──────── DATA SUPPLIED
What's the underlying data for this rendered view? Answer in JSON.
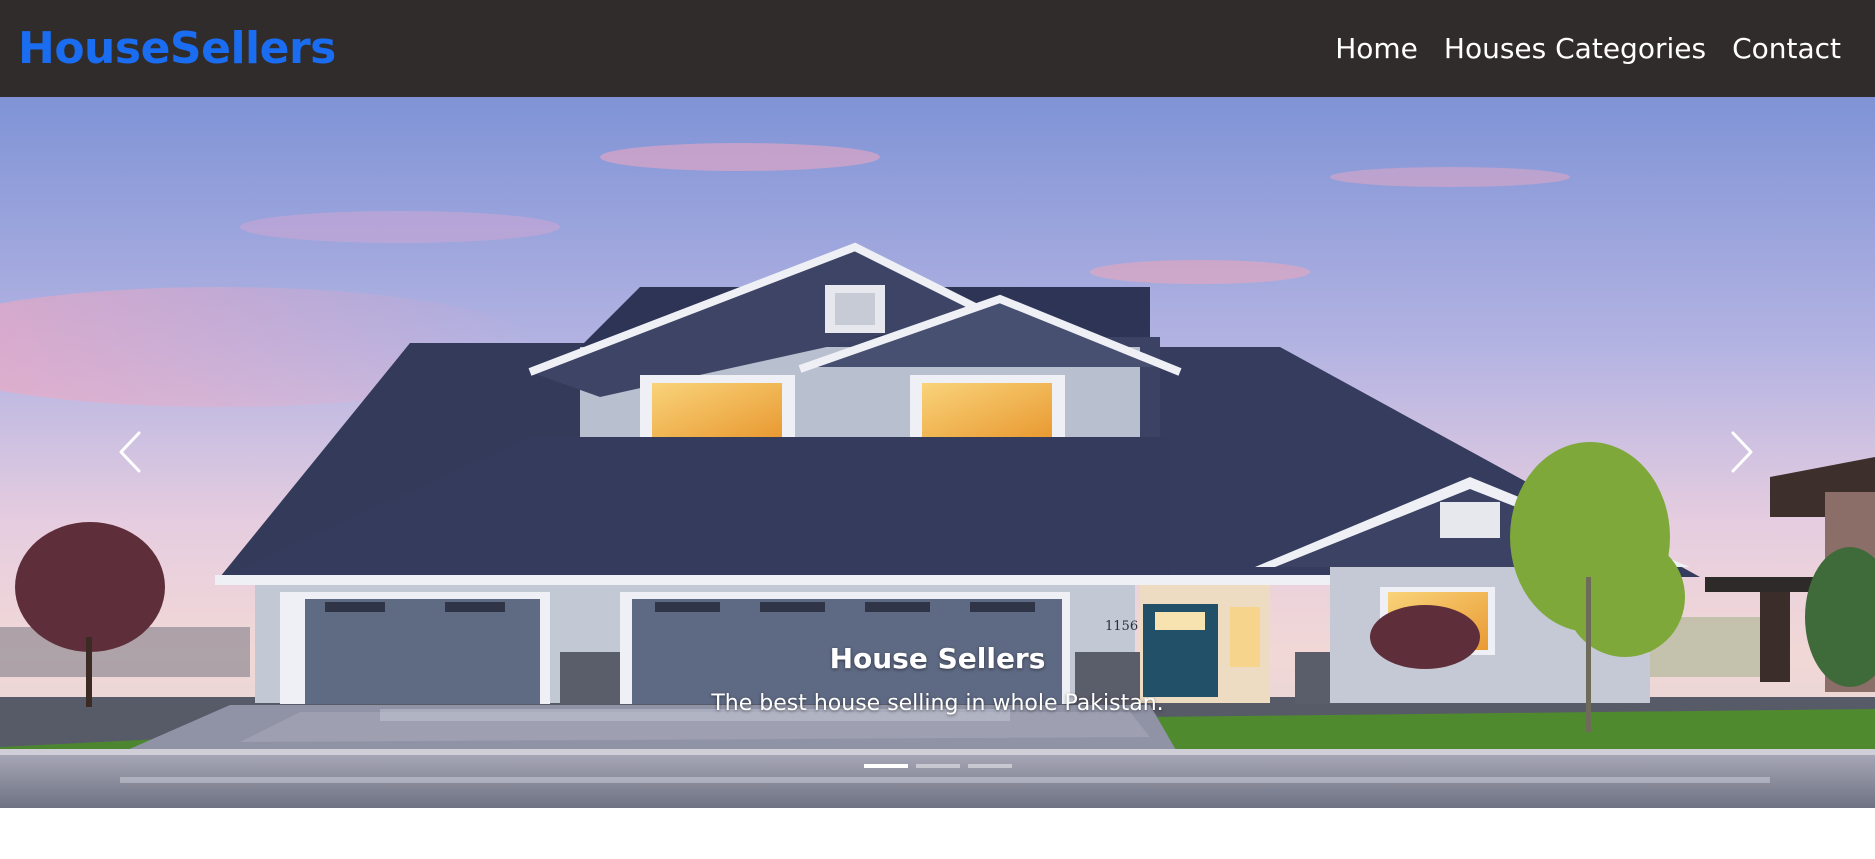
{
  "navbar": {
    "brand": "HouseSellers",
    "links": [
      "Home",
      "Houses Categories",
      "Contact"
    ]
  },
  "carousel": {
    "caption_title": "House Sellers",
    "caption_text": "The best house selling in whole Pakistan.",
    "slide_count": 3,
    "active_slide": 1,
    "house_number": "1156"
  },
  "colors": {
    "navbar_bg": "#302c2b",
    "brand": "#1a6cf0"
  },
  "icons": {
    "prev": "chevron-left-icon",
    "next": "chevron-right-icon"
  }
}
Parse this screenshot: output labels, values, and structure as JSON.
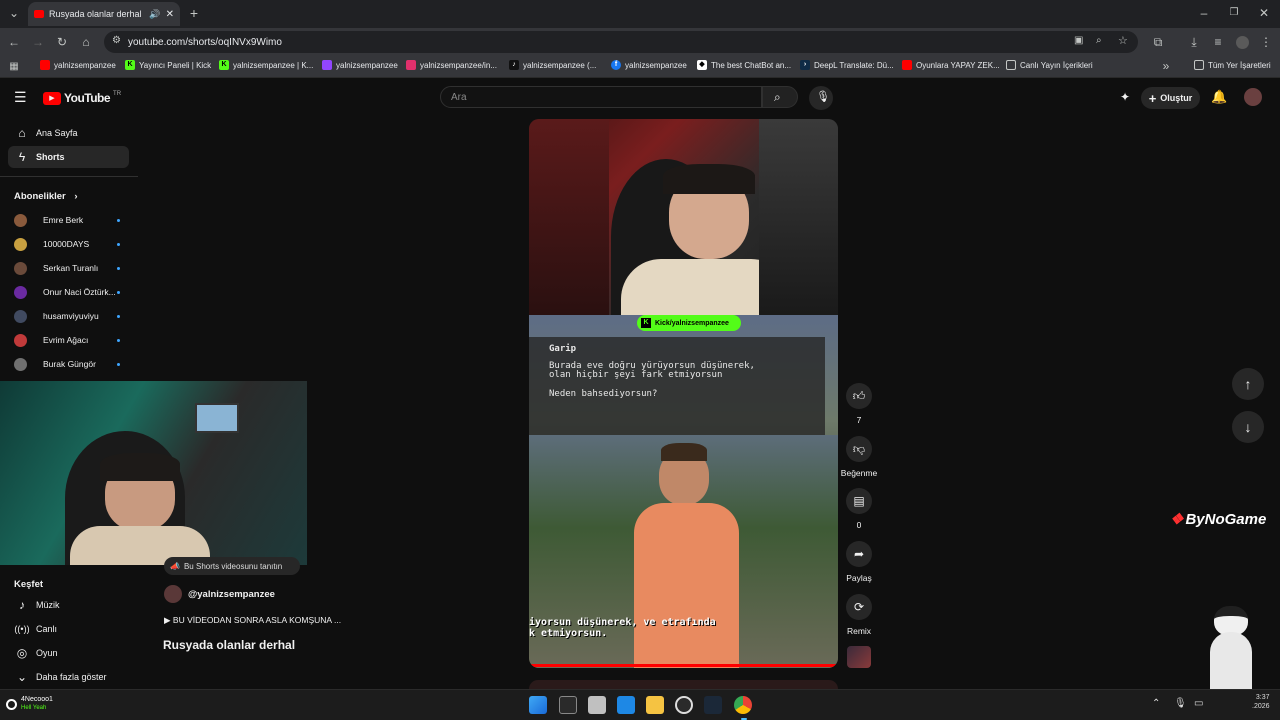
{
  "browser": {
    "tab_title": "Rusyada olanlar derhal - Yo",
    "url": "youtube.com/shorts/oqINVx9Wimo",
    "bookmarks": [
      {
        "label": "yalnizsempanzee",
        "icon": "youtube-icon",
        "color": "#ff0000"
      },
      {
        "label": "Yayıncı Paneli | Kick",
        "icon": "kick-icon",
        "color": "#53fc18"
      },
      {
        "label": "yalnizsempanzee | K...",
        "icon": "kick-icon",
        "color": "#53fc18"
      },
      {
        "label": "yalnizsempanzee",
        "icon": "twitch-icon",
        "color": "#9146ff"
      },
      {
        "label": "yalnizsempanzee/in...",
        "icon": "instagram-icon",
        "color": "#e1306c"
      },
      {
        "label": "yalnizsempanzee (...",
        "icon": "tiktok-icon",
        "color": "#111111"
      },
      {
        "label": "yalnizsempanzee",
        "icon": "facebook-icon",
        "color": "#1877f2"
      },
      {
        "label": "The best ChatBot an...",
        "icon": "chatbot-icon",
        "color": "#ffffff"
      },
      {
        "label": "DeepL Translate: Dü...",
        "icon": "deepl-icon",
        "color": "#0f2b46"
      },
      {
        "label": "Oyunlara YAPAY ZEK...",
        "icon": "youtube-icon",
        "color": "#ff0000"
      },
      {
        "label": "Canlı Yayın İçerikleri",
        "icon": "folder-icon",
        "color": "#c4c7c5"
      }
    ],
    "all_bookmarks": "Tüm Yer İşaretleri"
  },
  "youtube": {
    "logo_text": "YouTube",
    "region": "TR",
    "search_placeholder": "Ara",
    "create_label": "Oluştur",
    "nav": [
      {
        "label": "Ana Sayfa",
        "icon": "home-icon"
      },
      {
        "label": "Shorts",
        "icon": "shorts-icon"
      }
    ],
    "subscriptions_title": "Abonelikler",
    "subscriptions": [
      {
        "label": "Emre Berk",
        "color": "#8a5a3c"
      },
      {
        "label": "10000DAYS",
        "color": "#c8a040"
      },
      {
        "label": "Serkan Turanlı",
        "color": "#6a4a3a"
      },
      {
        "label": "Onur Naci Öztürk...",
        "color": "#6a2aa0"
      },
      {
        "label": "husamviyuviyu",
        "color": "#404a60"
      },
      {
        "label": "Evrim Ağacı",
        "color": "#c03a3a"
      },
      {
        "label": "Burak Güngör",
        "color": "#707070"
      }
    ],
    "explore_title": "Keşfet",
    "explore": [
      {
        "label": "Müzik",
        "icon": "music-icon"
      },
      {
        "label": "Canlı",
        "icon": "live-icon"
      },
      {
        "label": "Oyun",
        "icon": "game-icon"
      },
      {
        "label": "Daha fazla göster",
        "icon": "chevron-down-icon"
      }
    ]
  },
  "short": {
    "promote_label": "Bu Shorts videosunu tanıtın",
    "channel": "@yalnizsempanzee",
    "description": "▶ BU VİDEODAN SONRA ASLA KOMŞUNA ...",
    "title": "Rusyada olanlar derhal",
    "overlay_kick": "Kick/yalnizsempanzee",
    "game_speaker": "Garip",
    "game_line1": "Burada eve doğru yürüyorsun düşünerek,",
    "game_line2": "olan hiçbir şeyi fark etmiyorsun",
    "game_question": "Neden bahsediyorsun?",
    "subtitle_line1": "iyorsun düşünerek, ve etrafında",
    "subtitle_line2": "k etmiyorsun.",
    "likes": "7",
    "dislike_label": "Beğenme",
    "comments": "0",
    "share_label": "Paylaş",
    "remix_label": "Remix"
  },
  "overlay": {
    "watermark": "ByNoGame",
    "stream_user": "4Necooo1",
    "stream_msg": "Hell Yeah"
  },
  "taskbar": {
    "clock_time": "3:37",
    "clock_date": ".2026"
  }
}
────────────────
§ **EXERCISE AIM**:
Select every line in the records above that contains the word "yalnizsempanzee".

§ **THE RESPONSE**:
        "label": "yalnizsempanzee",
        "label": "yalnizsempanzee | K...",
        "label": "yalnizsempanzee",
        "label": "yalnizsempanzee/in...",
        "label": "yalnizsempanzee (...",
        "label": "yalnizsempanzee",
    "channel": "@yalnizsempanzee",
    "overlay_kick": "Kick/yalnizsempanzee",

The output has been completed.